» Problem details:
Report all lines in the records that hold the string "siihen".

——————

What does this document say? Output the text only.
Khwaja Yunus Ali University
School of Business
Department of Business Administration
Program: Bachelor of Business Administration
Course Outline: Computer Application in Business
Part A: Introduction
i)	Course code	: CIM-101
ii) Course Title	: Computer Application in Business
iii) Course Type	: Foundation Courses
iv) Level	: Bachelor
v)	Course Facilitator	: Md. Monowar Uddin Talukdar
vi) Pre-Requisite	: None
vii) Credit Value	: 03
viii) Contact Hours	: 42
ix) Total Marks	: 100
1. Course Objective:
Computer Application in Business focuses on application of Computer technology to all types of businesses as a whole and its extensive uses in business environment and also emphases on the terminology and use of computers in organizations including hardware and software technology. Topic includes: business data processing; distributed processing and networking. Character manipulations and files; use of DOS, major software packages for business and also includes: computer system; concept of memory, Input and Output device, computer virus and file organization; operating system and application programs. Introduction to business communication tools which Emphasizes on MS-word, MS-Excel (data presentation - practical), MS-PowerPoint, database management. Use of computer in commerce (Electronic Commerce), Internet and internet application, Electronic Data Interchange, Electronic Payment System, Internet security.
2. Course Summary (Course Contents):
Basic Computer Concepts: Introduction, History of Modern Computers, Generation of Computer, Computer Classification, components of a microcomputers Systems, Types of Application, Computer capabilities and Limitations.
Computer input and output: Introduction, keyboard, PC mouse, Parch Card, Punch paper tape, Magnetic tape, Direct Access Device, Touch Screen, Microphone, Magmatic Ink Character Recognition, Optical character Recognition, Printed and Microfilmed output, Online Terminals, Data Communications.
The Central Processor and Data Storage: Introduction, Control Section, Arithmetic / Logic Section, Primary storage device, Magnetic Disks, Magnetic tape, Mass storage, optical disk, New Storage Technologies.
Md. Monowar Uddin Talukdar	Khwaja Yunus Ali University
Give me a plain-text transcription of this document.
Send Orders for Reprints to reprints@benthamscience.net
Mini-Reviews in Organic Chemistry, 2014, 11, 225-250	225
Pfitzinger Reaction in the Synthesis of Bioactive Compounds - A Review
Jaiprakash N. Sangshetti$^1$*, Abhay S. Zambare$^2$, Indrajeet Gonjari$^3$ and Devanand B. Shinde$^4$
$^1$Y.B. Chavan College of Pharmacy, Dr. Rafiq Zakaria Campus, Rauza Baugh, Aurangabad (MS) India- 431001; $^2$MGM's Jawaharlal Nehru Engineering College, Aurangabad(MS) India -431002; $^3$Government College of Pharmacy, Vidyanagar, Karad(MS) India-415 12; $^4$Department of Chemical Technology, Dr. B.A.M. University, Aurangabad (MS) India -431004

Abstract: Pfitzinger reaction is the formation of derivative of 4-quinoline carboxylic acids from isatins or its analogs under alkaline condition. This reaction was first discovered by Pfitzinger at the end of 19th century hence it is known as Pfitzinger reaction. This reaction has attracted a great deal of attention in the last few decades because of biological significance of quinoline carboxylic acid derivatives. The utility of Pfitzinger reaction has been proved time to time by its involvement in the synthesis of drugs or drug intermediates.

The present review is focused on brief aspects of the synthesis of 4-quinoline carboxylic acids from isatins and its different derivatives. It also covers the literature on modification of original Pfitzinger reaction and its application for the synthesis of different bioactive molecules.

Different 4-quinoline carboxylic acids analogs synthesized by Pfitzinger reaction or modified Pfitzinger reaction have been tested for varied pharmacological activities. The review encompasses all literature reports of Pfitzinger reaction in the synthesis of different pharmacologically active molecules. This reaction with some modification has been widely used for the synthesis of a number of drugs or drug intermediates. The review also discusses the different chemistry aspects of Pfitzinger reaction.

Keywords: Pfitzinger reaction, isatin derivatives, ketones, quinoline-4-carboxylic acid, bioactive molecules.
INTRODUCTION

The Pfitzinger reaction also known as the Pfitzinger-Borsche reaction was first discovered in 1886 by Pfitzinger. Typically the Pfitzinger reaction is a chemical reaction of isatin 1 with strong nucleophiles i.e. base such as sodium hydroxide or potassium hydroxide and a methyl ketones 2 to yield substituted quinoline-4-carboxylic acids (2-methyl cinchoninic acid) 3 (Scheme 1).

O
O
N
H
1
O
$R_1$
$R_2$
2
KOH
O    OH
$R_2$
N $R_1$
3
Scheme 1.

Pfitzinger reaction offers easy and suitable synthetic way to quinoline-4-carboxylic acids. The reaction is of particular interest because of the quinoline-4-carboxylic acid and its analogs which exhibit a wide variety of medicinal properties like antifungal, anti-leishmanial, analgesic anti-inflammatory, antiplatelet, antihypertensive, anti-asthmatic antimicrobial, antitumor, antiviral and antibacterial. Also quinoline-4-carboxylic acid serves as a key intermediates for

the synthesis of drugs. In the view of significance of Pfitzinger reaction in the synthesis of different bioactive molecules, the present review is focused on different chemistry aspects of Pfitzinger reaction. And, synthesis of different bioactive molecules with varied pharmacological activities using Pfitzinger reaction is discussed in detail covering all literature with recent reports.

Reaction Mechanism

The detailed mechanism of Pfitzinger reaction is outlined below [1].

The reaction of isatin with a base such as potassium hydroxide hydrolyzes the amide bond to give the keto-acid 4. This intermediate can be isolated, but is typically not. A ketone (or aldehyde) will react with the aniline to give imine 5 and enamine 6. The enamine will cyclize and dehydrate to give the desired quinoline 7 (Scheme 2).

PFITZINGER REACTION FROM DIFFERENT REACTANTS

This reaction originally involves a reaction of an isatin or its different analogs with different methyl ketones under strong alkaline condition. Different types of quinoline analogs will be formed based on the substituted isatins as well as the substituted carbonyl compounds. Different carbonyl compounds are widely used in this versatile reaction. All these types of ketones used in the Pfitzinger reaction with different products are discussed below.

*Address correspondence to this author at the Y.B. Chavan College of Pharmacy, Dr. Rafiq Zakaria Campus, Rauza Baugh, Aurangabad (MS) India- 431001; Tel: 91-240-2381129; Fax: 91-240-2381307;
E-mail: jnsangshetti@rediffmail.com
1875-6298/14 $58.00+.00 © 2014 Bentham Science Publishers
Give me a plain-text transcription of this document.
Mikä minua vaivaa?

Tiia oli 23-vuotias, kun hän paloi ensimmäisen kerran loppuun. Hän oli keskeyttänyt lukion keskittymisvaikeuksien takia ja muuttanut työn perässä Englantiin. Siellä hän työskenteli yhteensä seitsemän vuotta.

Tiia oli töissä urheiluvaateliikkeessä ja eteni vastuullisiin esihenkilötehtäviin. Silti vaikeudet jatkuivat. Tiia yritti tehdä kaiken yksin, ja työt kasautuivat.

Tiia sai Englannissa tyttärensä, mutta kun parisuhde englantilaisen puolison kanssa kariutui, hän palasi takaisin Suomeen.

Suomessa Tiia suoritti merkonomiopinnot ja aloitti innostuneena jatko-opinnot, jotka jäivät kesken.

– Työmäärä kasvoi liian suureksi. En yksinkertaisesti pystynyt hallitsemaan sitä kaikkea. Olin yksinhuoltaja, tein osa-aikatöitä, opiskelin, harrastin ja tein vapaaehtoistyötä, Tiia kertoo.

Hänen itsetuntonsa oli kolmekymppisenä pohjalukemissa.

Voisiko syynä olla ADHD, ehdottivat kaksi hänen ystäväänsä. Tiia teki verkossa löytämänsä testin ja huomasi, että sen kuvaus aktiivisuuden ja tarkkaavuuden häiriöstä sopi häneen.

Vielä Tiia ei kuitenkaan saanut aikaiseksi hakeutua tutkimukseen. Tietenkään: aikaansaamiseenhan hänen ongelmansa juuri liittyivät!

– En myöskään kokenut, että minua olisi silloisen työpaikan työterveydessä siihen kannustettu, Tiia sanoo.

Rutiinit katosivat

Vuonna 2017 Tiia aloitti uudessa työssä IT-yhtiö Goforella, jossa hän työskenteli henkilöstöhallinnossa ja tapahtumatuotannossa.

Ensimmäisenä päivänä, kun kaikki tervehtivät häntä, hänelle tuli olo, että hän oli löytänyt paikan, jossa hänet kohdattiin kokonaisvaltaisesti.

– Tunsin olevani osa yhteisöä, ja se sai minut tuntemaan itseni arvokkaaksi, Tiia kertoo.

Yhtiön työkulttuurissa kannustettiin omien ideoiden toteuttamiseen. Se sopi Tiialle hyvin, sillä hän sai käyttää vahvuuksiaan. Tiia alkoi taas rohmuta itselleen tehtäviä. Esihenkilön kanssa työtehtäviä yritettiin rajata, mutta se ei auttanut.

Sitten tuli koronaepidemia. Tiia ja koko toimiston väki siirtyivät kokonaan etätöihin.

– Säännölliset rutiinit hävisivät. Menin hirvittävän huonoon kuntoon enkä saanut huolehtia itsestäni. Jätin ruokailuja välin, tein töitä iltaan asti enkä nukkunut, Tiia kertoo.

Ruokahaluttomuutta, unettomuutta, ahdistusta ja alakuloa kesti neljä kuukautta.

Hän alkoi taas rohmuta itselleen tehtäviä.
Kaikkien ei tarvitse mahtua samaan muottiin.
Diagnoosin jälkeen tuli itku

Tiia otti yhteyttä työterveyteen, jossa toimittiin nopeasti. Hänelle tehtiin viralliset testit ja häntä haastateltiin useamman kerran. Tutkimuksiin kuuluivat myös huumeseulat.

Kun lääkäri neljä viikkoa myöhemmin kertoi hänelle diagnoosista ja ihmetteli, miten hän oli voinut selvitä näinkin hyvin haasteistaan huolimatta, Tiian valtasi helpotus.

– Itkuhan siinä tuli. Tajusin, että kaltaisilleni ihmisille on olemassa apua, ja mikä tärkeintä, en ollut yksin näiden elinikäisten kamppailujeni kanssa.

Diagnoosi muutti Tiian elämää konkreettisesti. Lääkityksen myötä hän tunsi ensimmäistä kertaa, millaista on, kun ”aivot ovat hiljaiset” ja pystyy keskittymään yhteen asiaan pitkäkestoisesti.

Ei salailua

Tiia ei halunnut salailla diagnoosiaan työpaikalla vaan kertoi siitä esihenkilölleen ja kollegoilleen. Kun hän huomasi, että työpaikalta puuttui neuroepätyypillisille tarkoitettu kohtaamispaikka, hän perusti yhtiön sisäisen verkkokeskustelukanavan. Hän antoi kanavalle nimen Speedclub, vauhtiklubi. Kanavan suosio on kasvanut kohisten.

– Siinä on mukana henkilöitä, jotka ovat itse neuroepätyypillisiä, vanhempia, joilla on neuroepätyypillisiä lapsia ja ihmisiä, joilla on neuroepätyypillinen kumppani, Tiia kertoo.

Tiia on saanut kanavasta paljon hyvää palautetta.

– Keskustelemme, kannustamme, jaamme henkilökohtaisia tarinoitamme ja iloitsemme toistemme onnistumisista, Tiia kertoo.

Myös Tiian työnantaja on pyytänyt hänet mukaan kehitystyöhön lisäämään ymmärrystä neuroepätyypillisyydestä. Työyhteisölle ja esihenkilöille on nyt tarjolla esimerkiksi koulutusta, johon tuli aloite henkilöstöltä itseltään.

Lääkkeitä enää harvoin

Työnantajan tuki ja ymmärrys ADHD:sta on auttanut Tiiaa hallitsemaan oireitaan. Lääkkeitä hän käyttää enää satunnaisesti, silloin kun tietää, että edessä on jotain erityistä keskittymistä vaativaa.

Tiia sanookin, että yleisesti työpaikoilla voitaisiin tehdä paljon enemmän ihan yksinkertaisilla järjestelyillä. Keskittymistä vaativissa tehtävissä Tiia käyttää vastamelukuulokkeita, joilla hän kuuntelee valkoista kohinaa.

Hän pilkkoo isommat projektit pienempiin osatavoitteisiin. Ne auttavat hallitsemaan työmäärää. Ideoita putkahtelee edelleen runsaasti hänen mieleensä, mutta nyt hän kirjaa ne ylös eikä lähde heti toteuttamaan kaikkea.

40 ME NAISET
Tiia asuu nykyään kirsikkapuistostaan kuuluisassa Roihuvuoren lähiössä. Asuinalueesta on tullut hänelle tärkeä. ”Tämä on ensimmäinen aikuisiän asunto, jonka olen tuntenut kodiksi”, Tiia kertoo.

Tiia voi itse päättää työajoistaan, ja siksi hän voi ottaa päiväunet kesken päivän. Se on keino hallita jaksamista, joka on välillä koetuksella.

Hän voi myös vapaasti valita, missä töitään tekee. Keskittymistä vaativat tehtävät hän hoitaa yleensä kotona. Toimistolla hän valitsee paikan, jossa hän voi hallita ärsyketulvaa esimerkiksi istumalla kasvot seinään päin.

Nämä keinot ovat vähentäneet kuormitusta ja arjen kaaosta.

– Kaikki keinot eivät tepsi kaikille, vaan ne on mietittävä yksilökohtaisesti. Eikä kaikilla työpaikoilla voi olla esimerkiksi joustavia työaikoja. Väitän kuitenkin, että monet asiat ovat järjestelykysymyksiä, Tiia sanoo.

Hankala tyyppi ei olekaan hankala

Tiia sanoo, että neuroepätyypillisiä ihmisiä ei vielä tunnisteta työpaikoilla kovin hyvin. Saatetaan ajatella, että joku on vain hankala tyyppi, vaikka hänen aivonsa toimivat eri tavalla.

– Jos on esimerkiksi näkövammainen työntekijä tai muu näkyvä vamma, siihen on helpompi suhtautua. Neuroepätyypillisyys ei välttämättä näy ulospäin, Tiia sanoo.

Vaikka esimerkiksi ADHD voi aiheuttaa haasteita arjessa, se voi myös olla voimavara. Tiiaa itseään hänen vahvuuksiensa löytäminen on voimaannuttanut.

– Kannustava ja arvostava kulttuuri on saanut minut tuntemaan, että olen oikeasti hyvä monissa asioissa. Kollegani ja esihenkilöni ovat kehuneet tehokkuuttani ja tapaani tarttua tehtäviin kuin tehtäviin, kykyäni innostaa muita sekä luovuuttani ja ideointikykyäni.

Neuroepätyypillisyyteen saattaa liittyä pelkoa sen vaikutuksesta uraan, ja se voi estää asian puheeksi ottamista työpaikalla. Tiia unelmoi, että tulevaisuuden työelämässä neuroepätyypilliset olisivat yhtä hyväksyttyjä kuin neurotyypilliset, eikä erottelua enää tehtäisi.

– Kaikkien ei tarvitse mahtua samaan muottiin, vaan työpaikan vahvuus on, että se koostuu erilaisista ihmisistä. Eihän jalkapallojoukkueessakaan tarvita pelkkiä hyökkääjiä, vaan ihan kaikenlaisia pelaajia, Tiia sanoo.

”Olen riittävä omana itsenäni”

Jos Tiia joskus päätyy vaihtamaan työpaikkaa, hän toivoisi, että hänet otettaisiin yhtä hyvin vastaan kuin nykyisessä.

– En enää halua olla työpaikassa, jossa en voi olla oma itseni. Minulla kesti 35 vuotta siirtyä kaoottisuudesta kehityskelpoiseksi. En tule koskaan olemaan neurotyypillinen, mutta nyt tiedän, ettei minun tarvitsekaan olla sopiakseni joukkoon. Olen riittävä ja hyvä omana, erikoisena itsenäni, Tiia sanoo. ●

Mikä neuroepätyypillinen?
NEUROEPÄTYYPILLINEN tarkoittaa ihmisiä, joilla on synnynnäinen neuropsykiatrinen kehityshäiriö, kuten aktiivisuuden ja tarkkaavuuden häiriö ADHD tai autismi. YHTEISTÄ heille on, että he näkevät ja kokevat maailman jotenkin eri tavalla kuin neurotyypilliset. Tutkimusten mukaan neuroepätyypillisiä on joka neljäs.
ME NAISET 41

——————

» Written response:
– En myöskään kokenut, että minua olisi silloisen työpaikan työterveydessä siihen kannustettu, Tiia sanoo.
– Jos on esimerkiksi näkövammainen työntekijä tai muu näkyvä vamma, siihen on helpompi suhtautua. Neuroepätyypillisyys ei välttämättä näy ulospäin, Tiia sanoo.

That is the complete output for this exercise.